[Stored entries]
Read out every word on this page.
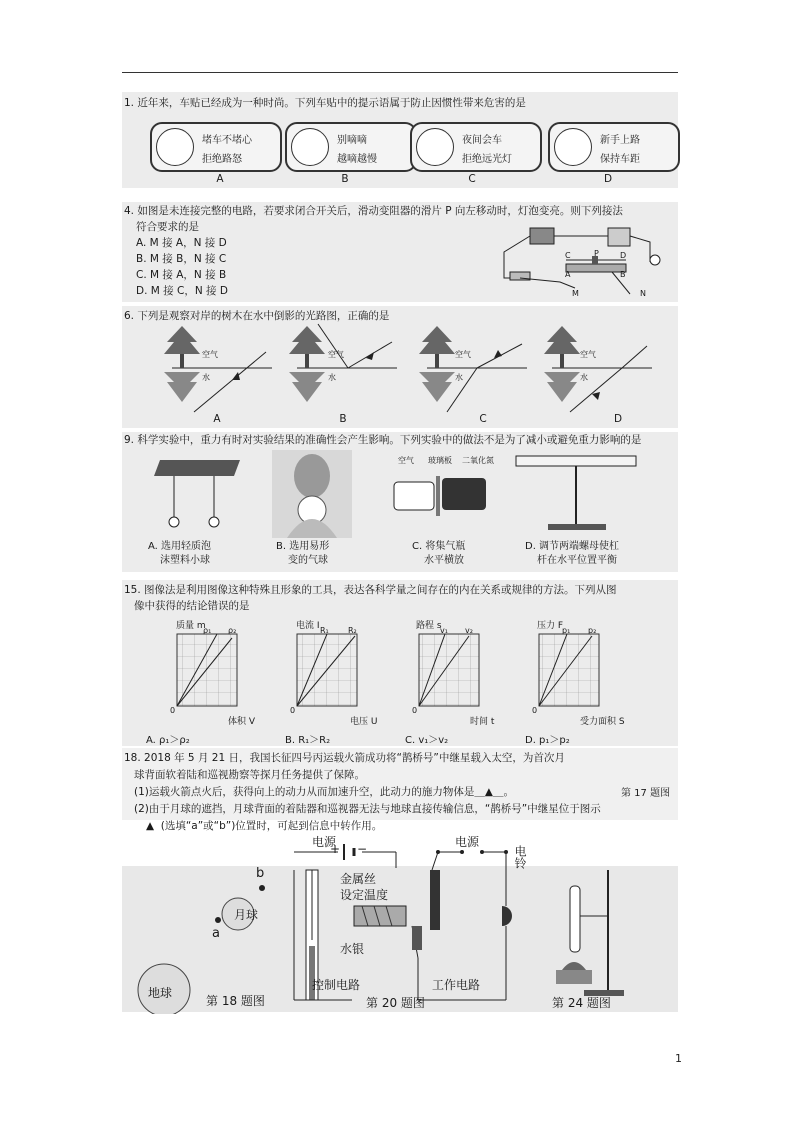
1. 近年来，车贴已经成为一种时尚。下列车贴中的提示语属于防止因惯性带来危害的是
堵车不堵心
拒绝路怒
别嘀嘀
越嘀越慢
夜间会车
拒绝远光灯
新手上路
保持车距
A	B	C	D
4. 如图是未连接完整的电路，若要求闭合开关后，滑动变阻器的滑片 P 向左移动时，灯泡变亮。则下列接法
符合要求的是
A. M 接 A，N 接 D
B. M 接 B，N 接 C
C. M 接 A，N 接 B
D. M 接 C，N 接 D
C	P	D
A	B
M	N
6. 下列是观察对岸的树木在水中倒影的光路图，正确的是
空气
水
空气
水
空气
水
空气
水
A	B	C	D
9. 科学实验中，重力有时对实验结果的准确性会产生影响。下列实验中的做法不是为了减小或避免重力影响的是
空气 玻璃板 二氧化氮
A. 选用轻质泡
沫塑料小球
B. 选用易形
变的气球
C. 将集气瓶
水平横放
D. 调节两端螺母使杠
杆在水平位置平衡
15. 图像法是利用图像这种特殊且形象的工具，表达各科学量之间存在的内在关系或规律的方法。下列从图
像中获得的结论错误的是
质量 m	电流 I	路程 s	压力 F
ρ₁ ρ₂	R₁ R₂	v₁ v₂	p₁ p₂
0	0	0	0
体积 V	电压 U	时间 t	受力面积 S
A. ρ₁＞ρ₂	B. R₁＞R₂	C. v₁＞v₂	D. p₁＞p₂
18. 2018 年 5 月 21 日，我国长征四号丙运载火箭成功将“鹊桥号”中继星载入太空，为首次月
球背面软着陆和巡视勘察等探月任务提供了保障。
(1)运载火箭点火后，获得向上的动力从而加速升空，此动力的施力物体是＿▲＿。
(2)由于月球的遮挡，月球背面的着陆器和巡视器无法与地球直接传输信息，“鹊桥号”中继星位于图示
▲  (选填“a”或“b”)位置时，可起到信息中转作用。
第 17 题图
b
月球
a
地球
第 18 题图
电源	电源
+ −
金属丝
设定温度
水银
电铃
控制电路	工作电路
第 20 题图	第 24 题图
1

--

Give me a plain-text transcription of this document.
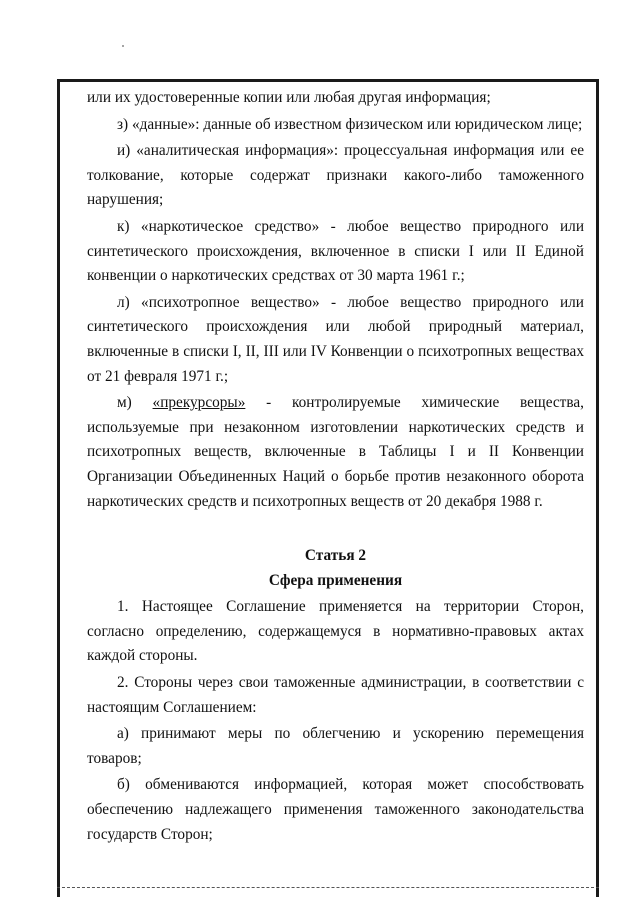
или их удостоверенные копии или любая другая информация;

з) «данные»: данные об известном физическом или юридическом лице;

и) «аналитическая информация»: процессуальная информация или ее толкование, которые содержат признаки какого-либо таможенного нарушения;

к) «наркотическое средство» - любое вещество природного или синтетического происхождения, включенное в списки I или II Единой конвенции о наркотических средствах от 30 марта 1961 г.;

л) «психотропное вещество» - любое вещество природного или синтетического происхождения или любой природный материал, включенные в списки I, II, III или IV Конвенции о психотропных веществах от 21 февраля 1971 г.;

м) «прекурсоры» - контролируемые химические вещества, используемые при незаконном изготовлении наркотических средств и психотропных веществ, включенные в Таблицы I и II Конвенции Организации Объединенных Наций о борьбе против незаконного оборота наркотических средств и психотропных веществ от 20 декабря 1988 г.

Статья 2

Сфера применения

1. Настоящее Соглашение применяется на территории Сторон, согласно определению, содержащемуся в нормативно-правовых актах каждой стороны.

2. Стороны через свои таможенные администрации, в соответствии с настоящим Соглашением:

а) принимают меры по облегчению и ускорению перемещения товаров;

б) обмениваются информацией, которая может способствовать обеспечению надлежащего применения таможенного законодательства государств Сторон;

--

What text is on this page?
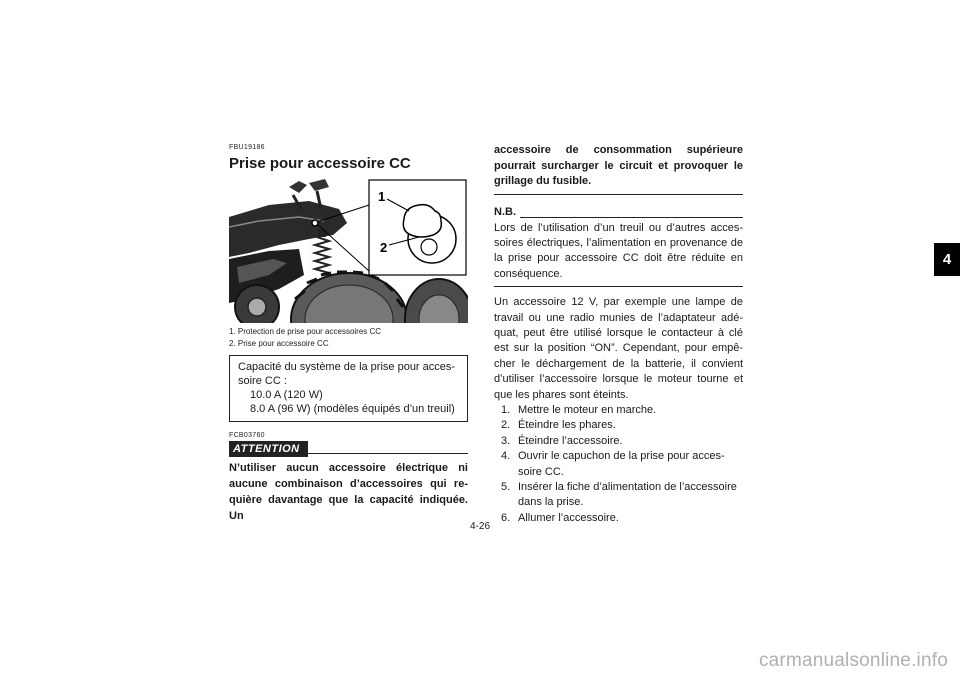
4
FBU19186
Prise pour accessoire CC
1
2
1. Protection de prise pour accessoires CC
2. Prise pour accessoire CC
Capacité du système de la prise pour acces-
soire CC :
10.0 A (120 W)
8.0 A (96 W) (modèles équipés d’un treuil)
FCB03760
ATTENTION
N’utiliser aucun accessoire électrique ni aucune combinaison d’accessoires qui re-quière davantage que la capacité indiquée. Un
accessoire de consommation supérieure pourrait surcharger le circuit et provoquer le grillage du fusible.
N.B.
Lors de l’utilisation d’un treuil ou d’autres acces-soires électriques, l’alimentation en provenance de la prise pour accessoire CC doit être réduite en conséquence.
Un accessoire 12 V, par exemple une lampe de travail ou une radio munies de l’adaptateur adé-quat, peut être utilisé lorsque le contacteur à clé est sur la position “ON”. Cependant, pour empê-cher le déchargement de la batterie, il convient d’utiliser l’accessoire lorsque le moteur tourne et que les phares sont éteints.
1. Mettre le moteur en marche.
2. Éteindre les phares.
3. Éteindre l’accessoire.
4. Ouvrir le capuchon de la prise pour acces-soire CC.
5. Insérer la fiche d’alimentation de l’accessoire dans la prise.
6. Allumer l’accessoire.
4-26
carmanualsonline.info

= Given instruction =
List every line in the records above that contains the word "происхождения".

= Complete response =
к) «наркотическое средство» - любое вещество природного или синтетического происхождения, включенное в списки I или II Единой конвенции о наркотических средствах от 30 марта 1961 г.;
л) «психотропное вещество» - любое вещество природного или синтетического происхождения или любой природный материал, включенные в списки I, II, III или IV Конвенции о психотропных веществах от 21 февраля 1971 г.;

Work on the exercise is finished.